**Exercise details**
Search the material below for the word "planners" and copy every line in which it occurs.

**Raw data**
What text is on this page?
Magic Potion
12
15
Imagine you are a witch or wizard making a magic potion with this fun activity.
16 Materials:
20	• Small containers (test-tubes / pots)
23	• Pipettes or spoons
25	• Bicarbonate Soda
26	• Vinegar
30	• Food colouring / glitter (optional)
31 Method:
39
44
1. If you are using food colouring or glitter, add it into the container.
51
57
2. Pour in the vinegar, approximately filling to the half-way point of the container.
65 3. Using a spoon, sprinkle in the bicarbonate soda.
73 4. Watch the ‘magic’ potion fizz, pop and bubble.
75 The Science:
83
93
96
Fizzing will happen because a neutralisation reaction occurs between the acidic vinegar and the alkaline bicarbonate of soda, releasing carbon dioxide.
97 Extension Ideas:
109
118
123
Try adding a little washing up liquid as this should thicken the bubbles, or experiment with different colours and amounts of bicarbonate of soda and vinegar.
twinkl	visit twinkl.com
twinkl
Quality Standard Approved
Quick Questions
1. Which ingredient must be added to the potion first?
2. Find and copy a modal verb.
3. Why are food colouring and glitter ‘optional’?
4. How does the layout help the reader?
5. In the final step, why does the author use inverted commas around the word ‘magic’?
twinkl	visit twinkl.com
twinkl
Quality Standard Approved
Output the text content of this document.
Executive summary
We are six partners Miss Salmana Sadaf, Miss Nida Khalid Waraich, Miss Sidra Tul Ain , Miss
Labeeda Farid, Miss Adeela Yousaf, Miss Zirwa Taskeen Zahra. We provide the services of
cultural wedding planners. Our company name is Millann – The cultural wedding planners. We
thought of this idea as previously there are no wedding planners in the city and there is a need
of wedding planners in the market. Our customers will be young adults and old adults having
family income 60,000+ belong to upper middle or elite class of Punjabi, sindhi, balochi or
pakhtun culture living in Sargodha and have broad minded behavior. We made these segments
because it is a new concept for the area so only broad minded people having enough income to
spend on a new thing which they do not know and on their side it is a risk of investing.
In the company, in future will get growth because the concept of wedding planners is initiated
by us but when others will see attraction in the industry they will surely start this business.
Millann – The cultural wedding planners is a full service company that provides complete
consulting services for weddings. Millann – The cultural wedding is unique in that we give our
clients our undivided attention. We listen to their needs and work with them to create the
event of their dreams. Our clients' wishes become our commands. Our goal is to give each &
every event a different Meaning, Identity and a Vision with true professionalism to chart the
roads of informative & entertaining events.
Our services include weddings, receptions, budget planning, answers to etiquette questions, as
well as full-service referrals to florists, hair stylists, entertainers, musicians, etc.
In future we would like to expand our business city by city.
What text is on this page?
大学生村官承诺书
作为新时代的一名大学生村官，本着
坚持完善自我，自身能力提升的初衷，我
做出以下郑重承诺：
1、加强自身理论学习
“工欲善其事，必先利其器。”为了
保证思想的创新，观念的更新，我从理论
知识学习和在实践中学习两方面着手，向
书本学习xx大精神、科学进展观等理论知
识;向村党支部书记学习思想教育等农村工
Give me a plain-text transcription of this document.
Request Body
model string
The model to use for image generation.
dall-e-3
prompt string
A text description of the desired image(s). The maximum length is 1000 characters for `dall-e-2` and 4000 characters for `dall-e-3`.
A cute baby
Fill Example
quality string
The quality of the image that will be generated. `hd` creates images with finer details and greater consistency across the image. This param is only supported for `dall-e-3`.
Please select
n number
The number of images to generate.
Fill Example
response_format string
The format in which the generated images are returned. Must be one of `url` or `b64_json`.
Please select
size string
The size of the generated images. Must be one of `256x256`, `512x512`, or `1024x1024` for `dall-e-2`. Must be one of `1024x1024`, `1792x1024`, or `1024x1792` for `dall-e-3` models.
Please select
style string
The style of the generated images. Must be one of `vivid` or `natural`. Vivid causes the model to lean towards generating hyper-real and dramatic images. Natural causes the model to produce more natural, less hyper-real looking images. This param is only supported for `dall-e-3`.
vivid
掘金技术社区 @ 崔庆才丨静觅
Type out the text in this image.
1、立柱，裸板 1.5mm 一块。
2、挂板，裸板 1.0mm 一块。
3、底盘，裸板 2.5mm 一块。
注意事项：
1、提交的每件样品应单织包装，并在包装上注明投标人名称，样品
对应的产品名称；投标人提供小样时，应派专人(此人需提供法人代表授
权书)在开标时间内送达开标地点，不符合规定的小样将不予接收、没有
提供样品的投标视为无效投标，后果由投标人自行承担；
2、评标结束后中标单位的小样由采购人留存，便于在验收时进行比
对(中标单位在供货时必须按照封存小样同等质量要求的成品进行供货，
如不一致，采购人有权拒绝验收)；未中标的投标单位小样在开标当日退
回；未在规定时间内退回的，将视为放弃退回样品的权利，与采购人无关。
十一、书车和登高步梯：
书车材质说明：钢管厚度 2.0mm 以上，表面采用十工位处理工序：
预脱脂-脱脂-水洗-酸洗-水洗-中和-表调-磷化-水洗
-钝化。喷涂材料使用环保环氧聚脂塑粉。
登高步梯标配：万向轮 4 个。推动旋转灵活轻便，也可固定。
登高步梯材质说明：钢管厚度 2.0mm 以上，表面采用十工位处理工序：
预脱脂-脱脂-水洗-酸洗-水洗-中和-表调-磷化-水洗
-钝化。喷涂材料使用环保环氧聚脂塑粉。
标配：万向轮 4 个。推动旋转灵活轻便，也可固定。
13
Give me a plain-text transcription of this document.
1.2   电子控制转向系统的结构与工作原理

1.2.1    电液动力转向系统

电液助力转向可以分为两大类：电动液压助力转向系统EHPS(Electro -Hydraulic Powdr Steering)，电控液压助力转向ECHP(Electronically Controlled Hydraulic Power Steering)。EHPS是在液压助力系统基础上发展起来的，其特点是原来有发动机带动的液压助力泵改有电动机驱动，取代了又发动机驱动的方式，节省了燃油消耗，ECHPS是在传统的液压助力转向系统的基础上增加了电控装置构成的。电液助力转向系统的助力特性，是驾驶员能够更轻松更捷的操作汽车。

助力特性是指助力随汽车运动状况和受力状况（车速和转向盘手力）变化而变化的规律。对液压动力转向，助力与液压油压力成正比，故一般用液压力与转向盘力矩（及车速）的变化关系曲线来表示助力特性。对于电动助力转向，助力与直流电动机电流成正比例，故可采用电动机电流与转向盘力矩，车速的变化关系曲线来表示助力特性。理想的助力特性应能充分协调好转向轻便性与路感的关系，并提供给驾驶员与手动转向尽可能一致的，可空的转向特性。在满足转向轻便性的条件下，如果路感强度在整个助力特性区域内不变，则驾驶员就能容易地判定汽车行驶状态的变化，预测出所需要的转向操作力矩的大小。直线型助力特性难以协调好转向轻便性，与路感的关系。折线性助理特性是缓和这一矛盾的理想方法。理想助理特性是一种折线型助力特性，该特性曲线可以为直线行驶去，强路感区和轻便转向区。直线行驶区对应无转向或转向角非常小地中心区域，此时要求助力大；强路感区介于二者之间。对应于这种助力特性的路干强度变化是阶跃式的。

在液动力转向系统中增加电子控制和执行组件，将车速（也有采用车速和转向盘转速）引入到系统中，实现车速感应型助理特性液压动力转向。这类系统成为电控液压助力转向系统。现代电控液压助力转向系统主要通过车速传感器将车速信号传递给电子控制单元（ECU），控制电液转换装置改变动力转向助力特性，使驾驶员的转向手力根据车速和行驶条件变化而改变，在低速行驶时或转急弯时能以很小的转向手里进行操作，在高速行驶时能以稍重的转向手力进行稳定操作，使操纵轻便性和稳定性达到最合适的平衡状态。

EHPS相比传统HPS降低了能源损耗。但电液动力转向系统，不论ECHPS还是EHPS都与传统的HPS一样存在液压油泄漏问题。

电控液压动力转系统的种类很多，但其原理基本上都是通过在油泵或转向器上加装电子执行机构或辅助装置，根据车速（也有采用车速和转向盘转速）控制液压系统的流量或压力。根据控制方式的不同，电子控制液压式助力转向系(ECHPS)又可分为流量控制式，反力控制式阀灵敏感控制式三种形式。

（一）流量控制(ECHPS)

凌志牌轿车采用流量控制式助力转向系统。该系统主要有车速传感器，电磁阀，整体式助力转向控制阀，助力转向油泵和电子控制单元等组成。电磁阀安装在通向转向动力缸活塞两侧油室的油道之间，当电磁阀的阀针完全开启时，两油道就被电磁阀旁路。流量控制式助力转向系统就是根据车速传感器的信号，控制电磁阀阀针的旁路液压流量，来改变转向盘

**Output of the task**
cultural wedding planners. Our company name is Millann – The cultural wedding planners. We
thought of this idea as previously there are no wedding planners in the city and there is a need
of wedding planners in the market. Our customers will be young adults and old adults having
In the company, in future will get growth because the concept of wedding planners is initiated
Millann – The cultural wedding planners is a full service company that provides complete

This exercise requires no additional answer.